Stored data
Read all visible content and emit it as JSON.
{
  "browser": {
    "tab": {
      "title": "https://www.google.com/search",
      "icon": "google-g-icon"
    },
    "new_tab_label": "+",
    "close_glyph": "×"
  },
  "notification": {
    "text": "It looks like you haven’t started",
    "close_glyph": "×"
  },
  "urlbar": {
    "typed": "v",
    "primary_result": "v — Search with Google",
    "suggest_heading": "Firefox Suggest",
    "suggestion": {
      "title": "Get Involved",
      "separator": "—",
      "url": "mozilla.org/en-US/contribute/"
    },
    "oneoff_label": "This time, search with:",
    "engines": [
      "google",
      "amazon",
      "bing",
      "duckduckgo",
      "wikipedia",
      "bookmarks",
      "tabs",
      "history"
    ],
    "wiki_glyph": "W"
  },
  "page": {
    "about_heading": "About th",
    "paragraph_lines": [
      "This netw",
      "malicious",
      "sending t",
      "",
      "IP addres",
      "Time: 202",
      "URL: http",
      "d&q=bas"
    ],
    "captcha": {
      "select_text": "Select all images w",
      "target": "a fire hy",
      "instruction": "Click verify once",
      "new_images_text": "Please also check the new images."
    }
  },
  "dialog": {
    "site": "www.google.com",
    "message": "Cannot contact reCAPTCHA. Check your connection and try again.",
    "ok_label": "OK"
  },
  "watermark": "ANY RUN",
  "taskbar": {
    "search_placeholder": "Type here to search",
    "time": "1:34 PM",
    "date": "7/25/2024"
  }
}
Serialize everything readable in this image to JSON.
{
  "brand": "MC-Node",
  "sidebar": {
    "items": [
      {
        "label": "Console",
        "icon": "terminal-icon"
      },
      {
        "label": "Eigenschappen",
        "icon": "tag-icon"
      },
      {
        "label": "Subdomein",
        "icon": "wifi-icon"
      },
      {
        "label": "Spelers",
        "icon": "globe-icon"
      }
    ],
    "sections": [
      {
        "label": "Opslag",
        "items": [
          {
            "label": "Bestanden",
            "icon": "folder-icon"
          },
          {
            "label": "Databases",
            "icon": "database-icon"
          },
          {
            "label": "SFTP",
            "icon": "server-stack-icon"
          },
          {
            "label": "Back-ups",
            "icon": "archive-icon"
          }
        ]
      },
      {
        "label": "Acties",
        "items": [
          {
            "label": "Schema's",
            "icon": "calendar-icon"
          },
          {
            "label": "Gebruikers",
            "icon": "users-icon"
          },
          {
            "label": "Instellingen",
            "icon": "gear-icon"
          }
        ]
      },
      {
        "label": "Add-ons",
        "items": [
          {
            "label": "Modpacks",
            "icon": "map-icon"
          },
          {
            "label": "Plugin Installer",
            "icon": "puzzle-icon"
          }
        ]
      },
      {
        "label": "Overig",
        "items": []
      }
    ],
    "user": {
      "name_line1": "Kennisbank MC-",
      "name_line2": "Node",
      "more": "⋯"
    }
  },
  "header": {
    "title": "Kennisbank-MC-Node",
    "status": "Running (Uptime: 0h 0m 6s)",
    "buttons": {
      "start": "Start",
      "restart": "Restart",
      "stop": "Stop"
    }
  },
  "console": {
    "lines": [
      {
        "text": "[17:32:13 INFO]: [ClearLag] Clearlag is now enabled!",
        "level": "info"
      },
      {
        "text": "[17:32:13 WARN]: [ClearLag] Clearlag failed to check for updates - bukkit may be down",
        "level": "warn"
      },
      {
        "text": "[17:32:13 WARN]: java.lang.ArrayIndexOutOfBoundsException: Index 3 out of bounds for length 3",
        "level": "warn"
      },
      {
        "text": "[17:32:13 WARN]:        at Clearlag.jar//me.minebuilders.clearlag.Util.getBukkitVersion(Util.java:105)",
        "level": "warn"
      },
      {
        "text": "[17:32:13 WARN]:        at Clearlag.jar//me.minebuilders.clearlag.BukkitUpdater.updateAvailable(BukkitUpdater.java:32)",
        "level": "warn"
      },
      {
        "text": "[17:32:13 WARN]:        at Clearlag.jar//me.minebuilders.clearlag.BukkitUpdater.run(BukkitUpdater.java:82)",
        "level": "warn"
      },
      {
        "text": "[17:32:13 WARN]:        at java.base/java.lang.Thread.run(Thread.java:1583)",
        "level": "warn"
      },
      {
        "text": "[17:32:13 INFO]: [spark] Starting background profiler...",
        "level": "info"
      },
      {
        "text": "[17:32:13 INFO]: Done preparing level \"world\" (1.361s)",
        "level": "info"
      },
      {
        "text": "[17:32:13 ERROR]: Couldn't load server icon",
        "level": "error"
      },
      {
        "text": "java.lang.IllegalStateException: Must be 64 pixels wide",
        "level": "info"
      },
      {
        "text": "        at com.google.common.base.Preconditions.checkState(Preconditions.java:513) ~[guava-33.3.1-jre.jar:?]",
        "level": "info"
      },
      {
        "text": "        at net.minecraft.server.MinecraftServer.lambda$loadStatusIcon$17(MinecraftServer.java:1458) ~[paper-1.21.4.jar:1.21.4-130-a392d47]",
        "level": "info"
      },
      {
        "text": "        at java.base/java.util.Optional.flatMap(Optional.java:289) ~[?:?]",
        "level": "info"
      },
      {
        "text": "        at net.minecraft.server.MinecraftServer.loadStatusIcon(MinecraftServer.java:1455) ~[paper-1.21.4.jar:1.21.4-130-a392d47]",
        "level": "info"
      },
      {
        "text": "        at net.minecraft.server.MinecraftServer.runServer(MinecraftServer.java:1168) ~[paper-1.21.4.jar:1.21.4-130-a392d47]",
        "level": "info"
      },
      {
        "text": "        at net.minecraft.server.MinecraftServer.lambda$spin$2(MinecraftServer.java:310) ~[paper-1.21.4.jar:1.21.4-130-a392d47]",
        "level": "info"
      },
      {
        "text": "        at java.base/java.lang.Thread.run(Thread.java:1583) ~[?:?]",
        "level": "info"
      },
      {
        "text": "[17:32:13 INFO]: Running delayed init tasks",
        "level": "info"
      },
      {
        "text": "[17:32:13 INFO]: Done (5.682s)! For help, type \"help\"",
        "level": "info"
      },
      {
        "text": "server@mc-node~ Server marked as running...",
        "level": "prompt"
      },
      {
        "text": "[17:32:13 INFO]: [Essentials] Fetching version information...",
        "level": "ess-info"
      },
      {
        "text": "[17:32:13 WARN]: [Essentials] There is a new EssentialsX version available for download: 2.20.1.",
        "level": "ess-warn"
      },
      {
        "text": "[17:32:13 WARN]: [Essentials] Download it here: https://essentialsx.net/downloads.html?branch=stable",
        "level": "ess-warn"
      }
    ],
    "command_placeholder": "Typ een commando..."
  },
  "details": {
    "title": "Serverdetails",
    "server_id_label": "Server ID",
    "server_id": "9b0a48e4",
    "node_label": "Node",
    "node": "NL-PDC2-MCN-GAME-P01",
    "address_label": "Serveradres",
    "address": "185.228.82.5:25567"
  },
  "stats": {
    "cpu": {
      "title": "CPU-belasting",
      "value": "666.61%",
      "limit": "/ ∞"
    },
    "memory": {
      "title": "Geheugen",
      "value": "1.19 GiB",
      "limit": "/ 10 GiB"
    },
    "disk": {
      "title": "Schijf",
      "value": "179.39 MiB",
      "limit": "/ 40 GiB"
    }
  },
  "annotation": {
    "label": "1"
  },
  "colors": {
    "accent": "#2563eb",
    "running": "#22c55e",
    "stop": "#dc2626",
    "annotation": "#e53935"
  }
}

INSTRUCTIONS TO FOLLOW
Give the entries once more, exactly as they appear.

EXERCISE ANSWER
Read all visible content and emit it as JSON.
{
  "browser": {
    "tab": {
      "title": "https://www.google.com/search",
      "icon": "google-g-icon"
    },
    "new_tab_label": "+",
    "close_glyph": "×"
  },
  "notification": {
    "text": "It looks like you haven’t started",
    "close_glyph": "×"
  },
  "urlbar": {
    "typed": "v",
    "primary_result": "v — Search with Google",
    "suggest_heading": "Firefox Suggest",
    "suggestion": {
      "title": "Get Involved",
      "separator": "—",
      "url": "mozilla.org/en-US/contribute/"
    },
    "oneoff_label": "This time, search with:",
    "engines": [
      "google",
      "amazon",
      "bing",
      "duckduckgo",
      "wikipedia",
      "bookmarks",
      "tabs",
      "history"
    ],
    "wiki_glyph": "W"
  },
  "page": {
    "about_heading": "About th",
    "paragraph_lines": [
      "This netw",
      "malicious",
      "sending t",
      "",
      "IP addres",
      "Time: 202",
      "URL: http",
      "d&q=bas"
    ],
    "captcha": {
      "select_text": "Select all images w",
      "target": "a fire hy",
      "instruction": "Click verify once",
      "new_images_text": "Please also check the new images."
    }
  },
  "dialog": {
    "site": "www.google.com",
    "message": "Cannot contact reCAPTCHA. Check your connection and try again.",
    "ok_label": "OK"
  },
  "watermark": "ANY RUN",
  "taskbar": {
    "search_placeholder": "Type here to search",
    "time": "1:34 PM",
    "date": "7/25/2024"
  }
}
Serialize everything readable in this image to JSON.
{
  "brand": "MC-Node",
  "sidebar": {
    "items": [
      {
        "label": "Console",
        "icon": "terminal-icon"
      },
      {
        "label": "Eigenschappen",
        "icon": "tag-icon"
      },
      {
        "label": "Subdomein",
        "icon": "wifi-icon"
      },
      {
        "label": "Spelers",
        "icon": "globe-icon"
      }
    ],
    "sections": [
      {
        "label": "Opslag",
        "items": [
          {
            "label": "Bestanden",
            "icon": "folder-icon"
          },
          {
            "label": "Databases",
            "icon": "database-icon"
          },
          {
            "label": "SFTP",
            "icon": "server-stack-icon"
          },
          {
            "label": "Back-ups",
            "icon": "archive-icon"
          }
        ]
      },
      {
        "label": "Acties",
        "items": [
          {
            "label": "Schema's",
            "icon": "calendar-icon"
          },
          {
            "label": "Gebruikers",
            "icon": "users-icon"
          },
          {
            "label": "Instellingen",
            "icon": "gear-icon"
          }
        ]
      },
      {
        "label": "Add-ons",
        "items": [
          {
            "label": "Modpacks",
            "icon": "map-icon"
          },
          {
            "label": "Plugin Installer",
            "icon": "puzzle-icon"
          }
        ]
      },
      {
        "label": "Overig",
        "items": []
      }
    ],
    "user": {
      "name_line1": "Kennisbank MC-",
      "name_line2": "Node",
      "more": "⋯"
    }
  },
  "header": {
    "title": "Kennisbank-MC-Node",
    "status": "Running (Uptime: 0h 0m 6s)",
    "buttons": {
      "start": "Start",
      "restart": "Restart",
      "stop": "Stop"
    }
  },
  "console": {
    "lines": [
      {
        "text": "[17:32:13 INFO]: [ClearLag] Clearlag is now enabled!",
        "level": "info"
      },
      {
        "text": "[17:32:13 WARN]: [ClearLag] Clearlag failed to check for updates - bukkit may be down",
        "level": "warn"
      },
      {
        "text": "[17:32:13 WARN]: java.lang.ArrayIndexOutOfBoundsException: Index 3 out of bounds for length 3",
        "level": "warn"
      },
      {
        "text": "[17:32:13 WARN]:        at Clearlag.jar//me.minebuilders.clearlag.Util.getBukkitVersion(Util.java:105)",
        "level": "warn"
      },
      {
        "text": "[17:32:13 WARN]:        at Clearlag.jar//me.minebuilders.clearlag.BukkitUpdater.updateAvailable(BukkitUpdater.java:32)",
        "level": "warn"
      },
      {
        "text": "[17:32:13 WARN]:        at Clearlag.jar//me.minebuilders.clearlag.BukkitUpdater.run(BukkitUpdater.java:82)",
        "level": "warn"
      },
      {
        "text": "[17:32:13 WARN]:        at java.base/java.lang.Thread.run(Thread.java:1583)",
        "level": "warn"
      },
      {
        "text": "[17:32:13 INFO]: [spark] Starting background profiler...",
        "level": "info"
      },
      {
        "text": "[17:32:13 INFO]: Done preparing level \"world\" (1.361s)",
        "level": "info"
      },
      {
        "text": "[17:32:13 ERROR]: Couldn't load server icon",
        "level": "error"
      },
      {
        "text": "java.lang.IllegalStateException: Must be 64 pixels wide",
        "level": "info"
      },
      {
        "text": "        at com.google.common.base.Preconditions.checkState(Preconditions.java:513) ~[guava-33.3.1-jre.jar:?]",
        "level": "info"
      },
      {
        "text": "        at net.minecraft.server.MinecraftServer.lambda$loadStatusIcon$17(MinecraftServer.java:1458) ~[paper-1.21.4.jar:1.21.4-130-a392d47]",
        "level": "info"
      },
      {
        "text": "        at java.base/java.util.Optional.flatMap(Optional.java:289) ~[?:?]",
        "level": "info"
      },
      {
        "text": "        at net.minecraft.server.MinecraftServer.loadStatusIcon(MinecraftServer.java:1455) ~[paper-1.21.4.jar:1.21.4-130-a392d47]",
        "level": "info"
      },
      {
        "text": "        at net.minecraft.server.MinecraftServer.runServer(MinecraftServer.java:1168) ~[paper-1.21.4.jar:1.21.4-130-a392d47]",
        "level": "info"
      },
      {
        "text": "        at net.minecraft.server.MinecraftServer.lambda$spin$2(MinecraftServer.java:310) ~[paper-1.21.4.jar:1.21.4-130-a392d47]",
        "level": "info"
      },
      {
        "text": "        at java.base/java.lang.Thread.run(Thread.java:1583) ~[?:?]",
        "level": "info"
      },
      {
        "text": "[17:32:13 INFO]: Running delayed init tasks",
        "level": "info"
      },
      {
        "text": "[17:32:13 INFO]: Done (5.682s)! For help, type \"help\"",
        "level": "info"
      },
      {
        "text": "server@mc-node~ Server marked as running...",
        "level": "prompt"
      },
      {
        "text": "[17:32:13 INFO]: [Essentials] Fetching version information...",
        "level": "ess-info"
      },
      {
        "text": "[17:32:13 WARN]: [Essentials] There is a new EssentialsX version available for download: 2.20.1.",
        "level": "ess-warn"
      },
      {
        "text": "[17:32:13 WARN]: [Essentials] Download it here: https://essentialsx.net/downloads.html?branch=stable",
        "level": "ess-warn"
      }
    ],
    "command_placeholder": "Typ een commando..."
  },
  "details": {
    "title": "Serverdetails",
    "server_id_label": "Server ID",
    "server_id": "9b0a48e4",
    "node_label": "Node",
    "node": "NL-PDC2-MCN-GAME-P01",
    "address_label": "Serveradres",
    "address": "185.228.82.5:25567"
  },
  "stats": {
    "cpu": {
      "title": "CPU-belasting",
      "value": "666.61%",
      "limit": "/ ∞"
    },
    "memory": {
      "title": "Geheugen",
      "value": "1.19 GiB",
      "limit": "/ 10 GiB"
    },
    "disk": {
      "title": "Schijf",
      "value": "179.39 MiB",
      "limit": "/ 40 GiB"
    }
  },
  "annotation": {
    "label": "1"
  },
  "colors": {
    "accent": "#2563eb",
    "running": "#22c55e",
    "stop": "#dc2626",
    "annotation": "#e53935"
  }
}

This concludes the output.